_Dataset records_
================================
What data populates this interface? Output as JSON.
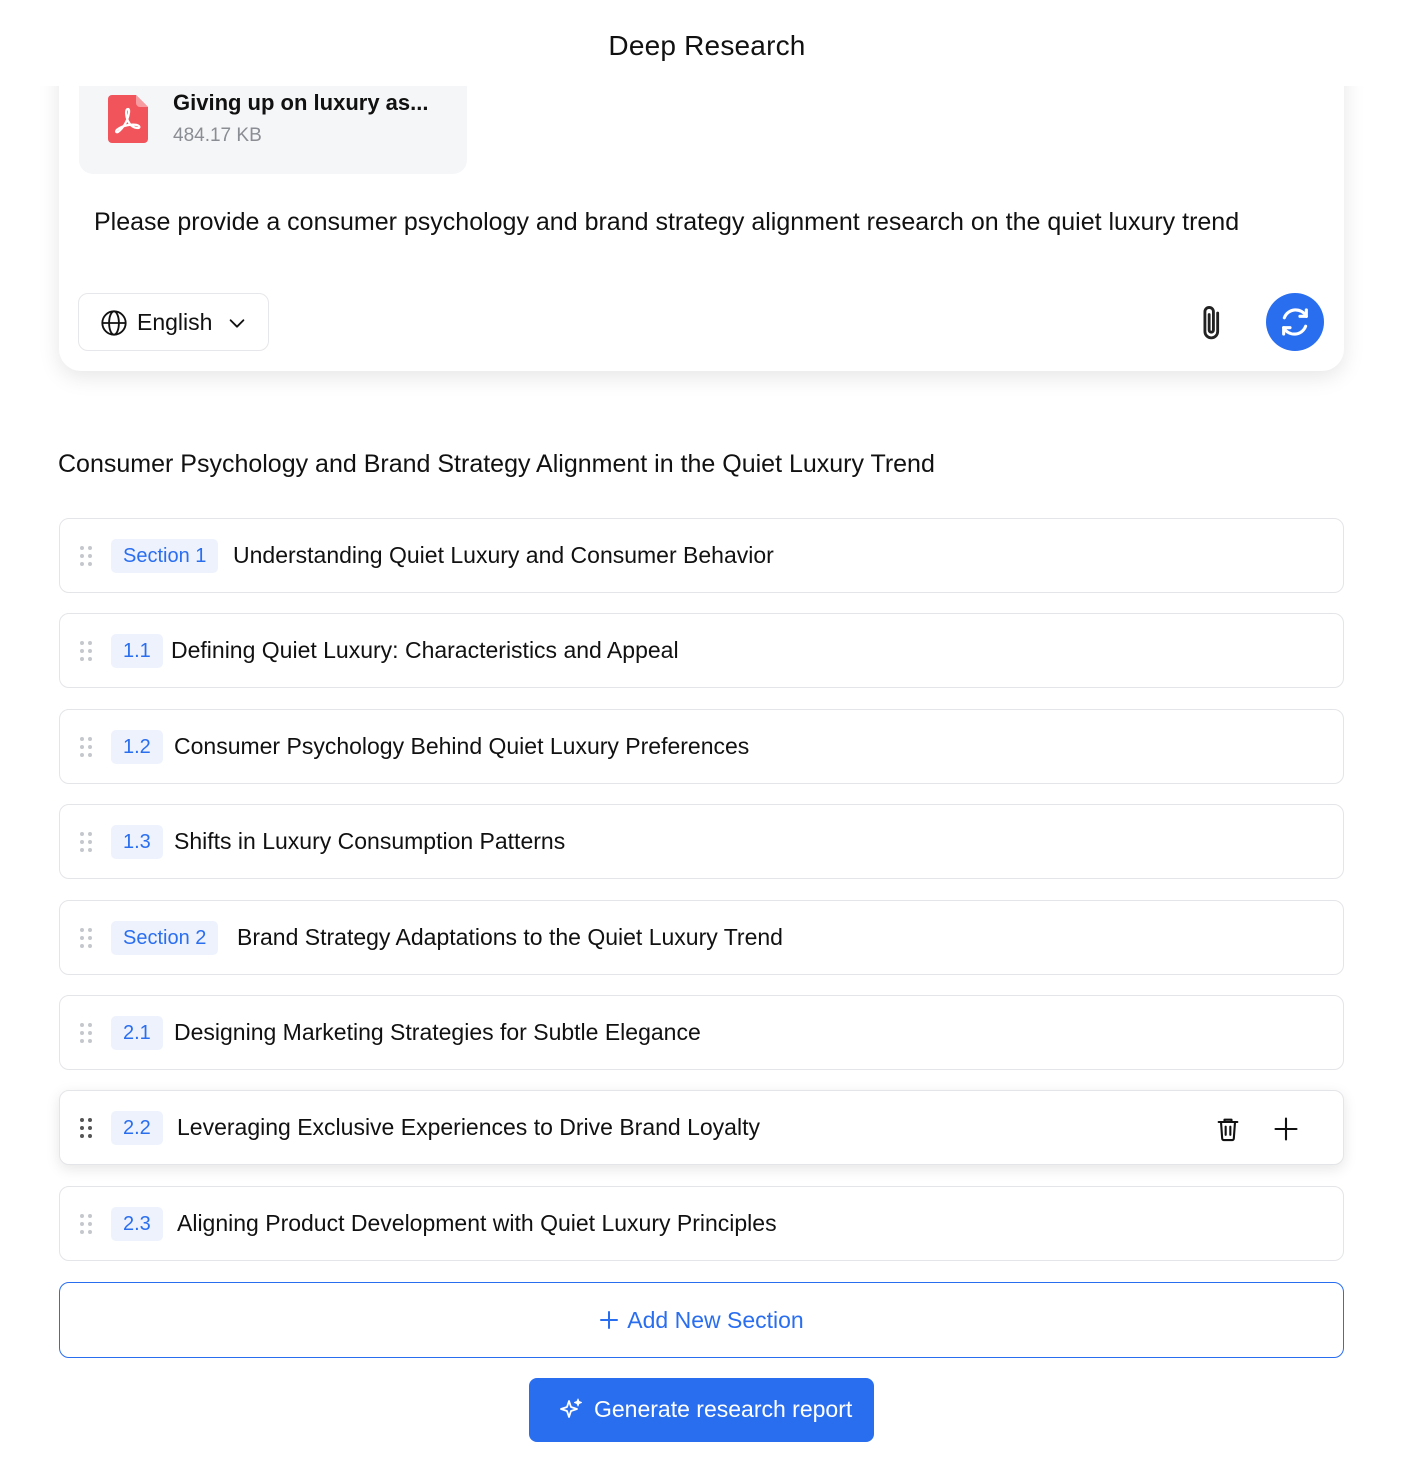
{
  "header": {
    "title": "Deep Research"
  },
  "input": {
    "file": {
      "name": "Giving up on luxury as...",
      "size": "484.17 KB"
    },
    "prompt": "Please provide a consumer psychology and brand strategy alignment research on the quiet luxury trend",
    "language": "English"
  },
  "outline": {
    "title": "Consumer Psychology and Brand Strategy Alignment in the Quiet Luxury Trend",
    "rows": [
      {
        "badge": "Section 1",
        "title": "Understanding Quiet Luxury and Consumer Behavior"
      },
      {
        "badge": "1.1",
        "title": "Defining Quiet Luxury: Characteristics and Appeal"
      },
      {
        "badge": "1.2",
        "title": "Consumer Psychology Behind Quiet Luxury Preferences"
      },
      {
        "badge": "1.3",
        "title": "Shifts in Luxury Consumption Patterns"
      },
      {
        "badge": "Section 2",
        "title": "Brand Strategy Adaptations to the Quiet Luxury Trend"
      },
      {
        "badge": "2.1",
        "title": "Designing Marketing Strategies for Subtle Elegance"
      },
      {
        "badge": "2.2",
        "title": "Leveraging Exclusive Experiences to Drive Brand Loyalty"
      },
      {
        "badge": "2.3",
        "title": "Aligning Product Development with Quiet Luxury Principles"
      }
    ]
  },
  "actions": {
    "add_section": "Add New Section",
    "generate": "Generate research report"
  },
  "colors": {
    "accent": "#2a6ef0",
    "badge_bg": "#edf2fd",
    "pdf": "#f2545b"
  }
}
================================
_Work to do_
Reproduce every line above as written, skipping pictures.

_Result below_
What data populates this interface? Output as JSON.
{
  "header": {
    "title": "Deep Research"
  },
  "input": {
    "file": {
      "name": "Giving up on luxury as...",
      "size": "484.17 KB"
    },
    "prompt": "Please provide a consumer psychology and brand strategy alignment research on the quiet luxury trend",
    "language": "English"
  },
  "outline": {
    "title": "Consumer Psychology and Brand Strategy Alignment in the Quiet Luxury Trend",
    "rows": [
      {
        "badge": "Section 1",
        "title": "Understanding Quiet Luxury and Consumer Behavior"
      },
      {
        "badge": "1.1",
        "title": "Defining Quiet Luxury: Characteristics and Appeal"
      },
      {
        "badge": "1.2",
        "title": "Consumer Psychology Behind Quiet Luxury Preferences"
      },
      {
        "badge": "1.3",
        "title": "Shifts in Luxury Consumption Patterns"
      },
      {
        "badge": "Section 2",
        "title": "Brand Strategy Adaptations to the Quiet Luxury Trend"
      },
      {
        "badge": "2.1",
        "title": "Designing Marketing Strategies for Subtle Elegance"
      },
      {
        "badge": "2.2",
        "title": "Leveraging Exclusive Experiences to Drive Brand Loyalty"
      },
      {
        "badge": "2.3",
        "title": "Aligning Product Development with Quiet Luxury Principles"
      }
    ]
  },
  "actions": {
    "add_section": "Add New Section",
    "generate": "Generate research report"
  },
  "colors": {
    "accent": "#2a6ef0",
    "badge_bg": "#edf2fd",
    "pdf": "#f2545b"
  }
}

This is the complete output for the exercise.